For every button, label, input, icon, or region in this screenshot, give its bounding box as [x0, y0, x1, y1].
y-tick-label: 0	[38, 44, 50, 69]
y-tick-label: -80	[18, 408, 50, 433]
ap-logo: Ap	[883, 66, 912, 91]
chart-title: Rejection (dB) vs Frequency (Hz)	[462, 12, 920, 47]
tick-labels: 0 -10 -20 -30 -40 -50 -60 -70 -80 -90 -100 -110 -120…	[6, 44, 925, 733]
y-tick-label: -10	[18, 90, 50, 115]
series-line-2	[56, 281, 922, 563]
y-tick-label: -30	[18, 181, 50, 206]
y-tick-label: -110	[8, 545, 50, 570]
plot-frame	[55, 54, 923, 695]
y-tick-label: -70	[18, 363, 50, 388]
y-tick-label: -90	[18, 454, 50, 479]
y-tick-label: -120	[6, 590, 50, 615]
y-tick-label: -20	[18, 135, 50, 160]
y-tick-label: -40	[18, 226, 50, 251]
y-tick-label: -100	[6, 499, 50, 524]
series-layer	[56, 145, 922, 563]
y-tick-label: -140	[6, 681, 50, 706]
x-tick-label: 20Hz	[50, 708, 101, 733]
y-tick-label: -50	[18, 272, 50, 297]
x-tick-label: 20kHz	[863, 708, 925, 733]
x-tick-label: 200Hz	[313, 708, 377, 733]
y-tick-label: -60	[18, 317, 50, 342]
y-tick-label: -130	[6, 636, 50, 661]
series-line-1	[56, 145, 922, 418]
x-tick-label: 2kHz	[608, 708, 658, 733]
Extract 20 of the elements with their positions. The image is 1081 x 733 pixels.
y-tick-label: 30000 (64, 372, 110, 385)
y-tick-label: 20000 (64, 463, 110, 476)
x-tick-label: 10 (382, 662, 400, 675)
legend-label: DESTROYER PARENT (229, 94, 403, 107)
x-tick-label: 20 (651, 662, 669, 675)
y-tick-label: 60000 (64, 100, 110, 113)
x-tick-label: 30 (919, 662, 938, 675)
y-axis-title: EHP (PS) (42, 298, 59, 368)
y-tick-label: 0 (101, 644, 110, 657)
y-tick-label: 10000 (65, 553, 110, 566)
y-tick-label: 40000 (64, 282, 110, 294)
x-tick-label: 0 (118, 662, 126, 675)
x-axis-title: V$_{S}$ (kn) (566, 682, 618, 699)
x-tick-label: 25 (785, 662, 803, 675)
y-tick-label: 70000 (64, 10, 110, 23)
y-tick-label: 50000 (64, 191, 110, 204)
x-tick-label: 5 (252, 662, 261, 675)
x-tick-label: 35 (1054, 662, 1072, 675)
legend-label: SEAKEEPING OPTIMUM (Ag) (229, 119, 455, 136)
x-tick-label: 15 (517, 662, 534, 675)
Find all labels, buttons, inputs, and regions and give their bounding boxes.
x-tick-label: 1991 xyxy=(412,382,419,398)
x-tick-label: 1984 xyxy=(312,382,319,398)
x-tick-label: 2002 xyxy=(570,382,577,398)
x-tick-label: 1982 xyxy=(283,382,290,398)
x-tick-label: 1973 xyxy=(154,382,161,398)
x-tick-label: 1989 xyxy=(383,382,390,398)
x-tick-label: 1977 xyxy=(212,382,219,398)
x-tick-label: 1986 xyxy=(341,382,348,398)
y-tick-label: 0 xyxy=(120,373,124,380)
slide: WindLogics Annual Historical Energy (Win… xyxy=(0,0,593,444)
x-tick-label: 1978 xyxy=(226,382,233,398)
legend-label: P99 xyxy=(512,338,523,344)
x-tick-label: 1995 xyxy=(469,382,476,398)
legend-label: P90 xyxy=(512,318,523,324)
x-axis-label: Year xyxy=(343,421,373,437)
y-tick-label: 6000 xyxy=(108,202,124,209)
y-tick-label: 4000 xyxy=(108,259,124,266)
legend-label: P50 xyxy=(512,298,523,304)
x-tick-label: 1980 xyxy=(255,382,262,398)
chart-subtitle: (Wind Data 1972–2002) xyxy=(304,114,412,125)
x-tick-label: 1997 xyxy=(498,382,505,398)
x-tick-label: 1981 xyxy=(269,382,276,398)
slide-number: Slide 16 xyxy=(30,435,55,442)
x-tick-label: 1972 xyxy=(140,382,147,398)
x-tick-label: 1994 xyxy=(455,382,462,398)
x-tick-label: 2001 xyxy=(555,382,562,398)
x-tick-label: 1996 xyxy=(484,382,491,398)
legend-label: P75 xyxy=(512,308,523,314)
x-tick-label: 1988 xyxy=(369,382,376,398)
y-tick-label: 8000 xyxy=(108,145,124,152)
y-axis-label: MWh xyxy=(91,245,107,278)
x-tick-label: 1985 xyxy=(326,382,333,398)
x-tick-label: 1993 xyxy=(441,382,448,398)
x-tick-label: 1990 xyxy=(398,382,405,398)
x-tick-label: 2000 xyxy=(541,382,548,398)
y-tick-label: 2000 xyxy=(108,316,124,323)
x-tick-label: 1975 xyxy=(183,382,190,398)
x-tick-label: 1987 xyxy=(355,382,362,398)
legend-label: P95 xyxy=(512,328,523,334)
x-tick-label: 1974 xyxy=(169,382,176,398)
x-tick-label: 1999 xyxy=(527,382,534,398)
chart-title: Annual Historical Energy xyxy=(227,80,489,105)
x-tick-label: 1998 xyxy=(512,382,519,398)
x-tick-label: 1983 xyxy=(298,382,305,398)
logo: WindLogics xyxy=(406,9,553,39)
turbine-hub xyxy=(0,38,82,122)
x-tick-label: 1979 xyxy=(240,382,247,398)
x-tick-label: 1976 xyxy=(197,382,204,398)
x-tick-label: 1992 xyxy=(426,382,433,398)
__________
◆ Consignes à suivre: Transcrivez l'ensemble des enregistrements ci-dessus en une liste JSON de chaînes, à raison d'une chaîne par ligne, en omettant les lignes vides.

◆ Réponse au problème:
[
  "For every button, label, input, icon, or region in this screenshot, give its bounding box as [x0, y0, x1, y1].",
  "y-tick-label: 0\t[38, 44, 50, 69]",
  "y-tick-label: -80\t[18, 408, 50, 433]",
  "ap-logo: Ap\t[883, 66, 912, 91]",
  "chart-title: Rejection (dB) vs Frequency (Hz)\t[462, 12, 920, 47]",
  "tick-labels: 0 -10 -20 -30 -40 -50 -60 -70 -80 -90 -100 -110 -120…\t[6, 44, 925, 733]",
  "y-tick-label: -10\t[18, 90, 50, 115]",
  "series-line-2\t[56, 281, 922, 563]",
  "y-tick-label: -30\t[18, 181, 50, 206]",
  "y-tick-label: -110\t[8, 545, 50, 570]",
  "plot-frame\t[55, 54, 923, 695]",
  "y-tick-label: -70\t[18, 363, 50, 388]",
  "y-tick-label: -90\t[18, 454, 50, 479]",
  "y-tick-label: -120\t[6, 590, 50, 615]",
  "y-tick-label: -20\t[18, 135, 50, 160]",
  "y-tick-label: -40\t[18, 226, 50, 251]",
  "y-tick-label: -100\t[6, 499, 50, 524]",
  "series-layer\t[56, 145, 922, 563]",
  "y-tick-label: -140\t[6, 681, 50, 706]",
  "x-tick-label: 20Hz\t[50, 708, 101, 733]",
  "y-tick-label: -50\t[18, 272, 50, 297]",
  "x-tick-label: 20kHz\t[863, 708, 925, 733]",
  "x-tick-label: 200Hz\t[313, 708, 377, 733]",
  "y-tick-label: -60\t[18, 317, 50, 342]",
  "y-tick-label: -130\t[6, 636, 50, 661]",
  "series-line-1\t[56, 145, 922, 418]",
  "x-tick-label: 2kHz\t[608, 708, 658, 733]",
  "Extract 20 of the elements with their positions. The image is 1081 x 733 pixels.",
  "y-tick-label: 30000 (64, 372, 110, 385)",
  "y-tick-label: 20000 (64, 463, 110, 476)",
  "x-tick-label: 10 (382, 662, 400, 675)",
  "legend-label: DESTROYER PARENT (229, 94, 403, 107)",
  "x-tick-label: 20 (651, 662, 669, 675)",
  "y-tick-label: 60000 (64, 100, 110, 113)",
  "x-tick-label: 30 (919, 662, 938, 675)",
  "y-axis-title: EHP (PS) (42, 298, 59, 368)",
  "y-tick-label: 0 (101, 644, 110, 657)",
  "y-tick-label: 10000 (65, 553, 110, 566)",
  "y-tick-label: 40000 (64, 282, 110, 294)",
  "x-tick-label: 0 (118, 662, 126, 675)",
  "x-axis-title: V$_{S}$ (kn) (566, 682, 618, 699)",
  "x-tick-label: 25 (785, 662, 803, 675)",
  "y-tick-label: 70000 (64, 10, 110, 23)",
  "y-tick-label: 50000 (64, 191, 110, 204)",
  "x-tick-label: 5 (252, 662, 261, 675)",
  "x-tick-label: 35 (1054, 662, 1072, 675)",
  "legend-label: SEAKEEPING OPTIMUM (Ag) (229, 119, 455, 136)",
  "x-tick-label: 15 (517, 662, 534, 675)",
  "Find all labels, buttons, inputs, and regions and give their bounding boxes.",
  "x-tick-label: 1991 xyxy=(412,382,419,398)",
  "x-tick-label: 1984 xyxy=(312,382,319,398)",
  "x-tick-label: 2002 xyxy=(570,382,577,398)",
  "x-tick-label: 1982 xyxy=(283,382,290,398)",
  "x-tick-label: 1973 xyxy=(154,382,161,398)",
  "x-tick-label: 1989 xyxy=(383,382,390,398)",
  "x-tick-label: 1977 xyxy=(212,382,219,398)",
  "x-tick-label: 1986 xyxy=(341,382,348,398)",
  "y-tick-label: 0 xyxy=(120,373,124,380)",
  "slide: WindLogics Annual Historical Energy (Win… xyxy=(0,0,593,444)",
  "x-tick-label: 1978 xyxy=(226,382,233,398)",
  "legend-label: P99 xyxy=(512,338,523,344)",
  "x-tick-label: 1995 xyxy=(469,382,476,398)",
  "legend-label: P90 xyxy=(512,318,523,324)",
  "x-axis-label: Year xyxy=(343,421,373,437)",
  "y-tick-label: 6000 xyxy=(108,202,124,209)",
  "y-tick-label: 4000 xyxy=(108,259,124,266)",
  "legend-label: P50 xyxy=(512,298,523,304)",
  "x-tick-label: 1980 xyxy=(255,382,262,398)",
  "chart-subtitle: (Wind Data 1972–2002) xyxy=(304,114,412,125)",
  "x-tick-label: 1997 xyxy=(498,382,505,398)",
  "x-tick-label: 1981 xyxy=(269,382,276,398)",
  "slide-number: Slide 16 xyxy=(30,435,55,442)",
  "x-tick-label: 1972 xyxy=(140,382,147,398)",
  "x-tick-label: 1994 xyxy=(455,382,462,398)",
  "x-tick-label: 2001 xyxy=(555,382,562,398)",
  "x-tick-label: 1996 xyxy=(484,382,491,398)",
  "legend-label: P75 xyxy=(512,308,523,314)",
  "x-tick-label: 1988 xyxy=(369,382,376,398)",
  "y-tick-label: 8000 xyxy=(108,145,124,152)",
  "y-axis-label: MWh xyxy=(91,245,107,278)",
  "x-tick-label: 1985 xyxy=(326,382,333,398)",
  "x-tick-label: 1993 xyxy=(441,382,448,398)",
  "x-tick-label: 1990 xyxy=(398,382,405,398)",
  "x-tick-label: 2000 xyxy=(541,382,548,398)",
  "y-tick-label: 2000 xyxy=(108,316,124,323)",
  "x-tick-label: 1975 xyxy=(183,382,190,398)",
  "x-tick-label: 1987 xyxy=(355,382,362,398)",
  "legend-label: P95 xyxy=(512,328,523,334)",
  "x-tick-label: 1974 xyxy=(169,382,176,398)",
  "x-tick-label: 1999 xyxy=(527,382,534,398)",
  "chart-title: Annual Historical Energy xyxy=(227,80,489,105)",
  "x-tick-label: 1998 xyxy=(512,382,519,398)",
  "x-tick-label: 1983 xyxy=(298,382,305,398)",
  "logo: WindLogics xyxy=(406,9,553,39)",
  "turbine-hub xyxy=(0,38,82,122)",
  "x-tick-label: 1979 xyxy=(240,382,247,398)",
  "x-tick-label: 1976 xyxy=(197,382,204,398)",
  "x-tick-label: 1992 xyxy=(426,382,433,398)"
]